▸ Exercise requirements: Please pick out every line in the material below that contains the string "text" and copy each of those lines in full.

▸ Data to use:
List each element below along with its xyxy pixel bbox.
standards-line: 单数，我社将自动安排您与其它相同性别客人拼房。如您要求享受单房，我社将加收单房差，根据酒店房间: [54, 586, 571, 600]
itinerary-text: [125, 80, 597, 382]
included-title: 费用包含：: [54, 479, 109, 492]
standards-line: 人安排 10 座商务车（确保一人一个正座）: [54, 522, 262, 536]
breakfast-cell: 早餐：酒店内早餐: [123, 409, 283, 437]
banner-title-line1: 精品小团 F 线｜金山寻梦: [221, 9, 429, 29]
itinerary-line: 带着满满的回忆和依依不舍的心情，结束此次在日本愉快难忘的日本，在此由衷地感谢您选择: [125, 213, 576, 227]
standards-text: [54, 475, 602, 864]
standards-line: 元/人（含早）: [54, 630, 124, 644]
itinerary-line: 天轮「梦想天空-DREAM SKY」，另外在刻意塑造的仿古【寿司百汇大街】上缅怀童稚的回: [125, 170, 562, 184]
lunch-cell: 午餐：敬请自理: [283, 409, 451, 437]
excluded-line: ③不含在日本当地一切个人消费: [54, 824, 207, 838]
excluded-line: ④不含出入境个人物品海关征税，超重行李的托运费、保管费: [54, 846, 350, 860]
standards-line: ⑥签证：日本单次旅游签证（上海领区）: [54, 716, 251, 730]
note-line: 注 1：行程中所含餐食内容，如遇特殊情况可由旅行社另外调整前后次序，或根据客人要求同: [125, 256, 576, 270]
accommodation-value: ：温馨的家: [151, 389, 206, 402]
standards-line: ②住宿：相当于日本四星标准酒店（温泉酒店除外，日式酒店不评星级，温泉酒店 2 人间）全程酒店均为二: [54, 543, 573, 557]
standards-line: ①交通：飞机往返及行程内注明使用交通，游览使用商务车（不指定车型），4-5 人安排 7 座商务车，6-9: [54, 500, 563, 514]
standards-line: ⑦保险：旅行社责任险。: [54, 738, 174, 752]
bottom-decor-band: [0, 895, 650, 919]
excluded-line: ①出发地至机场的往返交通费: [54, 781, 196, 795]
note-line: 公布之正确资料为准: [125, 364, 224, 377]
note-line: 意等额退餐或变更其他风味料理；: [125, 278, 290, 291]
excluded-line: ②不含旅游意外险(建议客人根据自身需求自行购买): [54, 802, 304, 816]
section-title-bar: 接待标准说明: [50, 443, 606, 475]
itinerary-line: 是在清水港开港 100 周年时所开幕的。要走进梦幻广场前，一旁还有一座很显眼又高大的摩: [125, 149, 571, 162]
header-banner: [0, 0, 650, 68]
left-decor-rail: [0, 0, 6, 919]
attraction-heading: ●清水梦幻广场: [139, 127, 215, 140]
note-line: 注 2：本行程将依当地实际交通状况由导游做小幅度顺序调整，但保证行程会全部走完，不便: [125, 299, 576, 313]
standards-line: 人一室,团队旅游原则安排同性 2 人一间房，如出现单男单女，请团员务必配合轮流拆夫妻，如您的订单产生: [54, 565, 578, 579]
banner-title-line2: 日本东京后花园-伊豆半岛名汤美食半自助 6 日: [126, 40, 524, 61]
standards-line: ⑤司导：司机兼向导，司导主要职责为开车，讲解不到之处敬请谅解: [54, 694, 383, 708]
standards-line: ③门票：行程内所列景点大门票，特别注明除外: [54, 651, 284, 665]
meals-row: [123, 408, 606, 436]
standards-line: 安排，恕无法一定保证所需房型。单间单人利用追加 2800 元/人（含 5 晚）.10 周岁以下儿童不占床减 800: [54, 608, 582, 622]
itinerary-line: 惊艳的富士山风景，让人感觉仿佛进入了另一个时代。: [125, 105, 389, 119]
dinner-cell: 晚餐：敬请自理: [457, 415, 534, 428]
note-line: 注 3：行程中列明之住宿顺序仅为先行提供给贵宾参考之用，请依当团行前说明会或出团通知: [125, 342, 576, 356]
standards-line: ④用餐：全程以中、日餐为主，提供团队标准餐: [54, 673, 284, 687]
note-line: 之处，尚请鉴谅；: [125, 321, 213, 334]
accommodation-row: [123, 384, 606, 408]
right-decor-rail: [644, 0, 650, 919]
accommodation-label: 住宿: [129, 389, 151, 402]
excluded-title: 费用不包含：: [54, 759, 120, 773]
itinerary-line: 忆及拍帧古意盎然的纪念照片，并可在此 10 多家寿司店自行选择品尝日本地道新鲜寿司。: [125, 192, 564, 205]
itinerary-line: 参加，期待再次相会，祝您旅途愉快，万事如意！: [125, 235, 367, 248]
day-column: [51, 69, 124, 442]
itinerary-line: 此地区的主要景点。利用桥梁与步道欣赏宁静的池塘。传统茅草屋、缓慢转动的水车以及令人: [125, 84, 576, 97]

▸ Task solution:
itinerary-text: [125, 80, 597, 382]
standards-text: [54, 475, 602, 864]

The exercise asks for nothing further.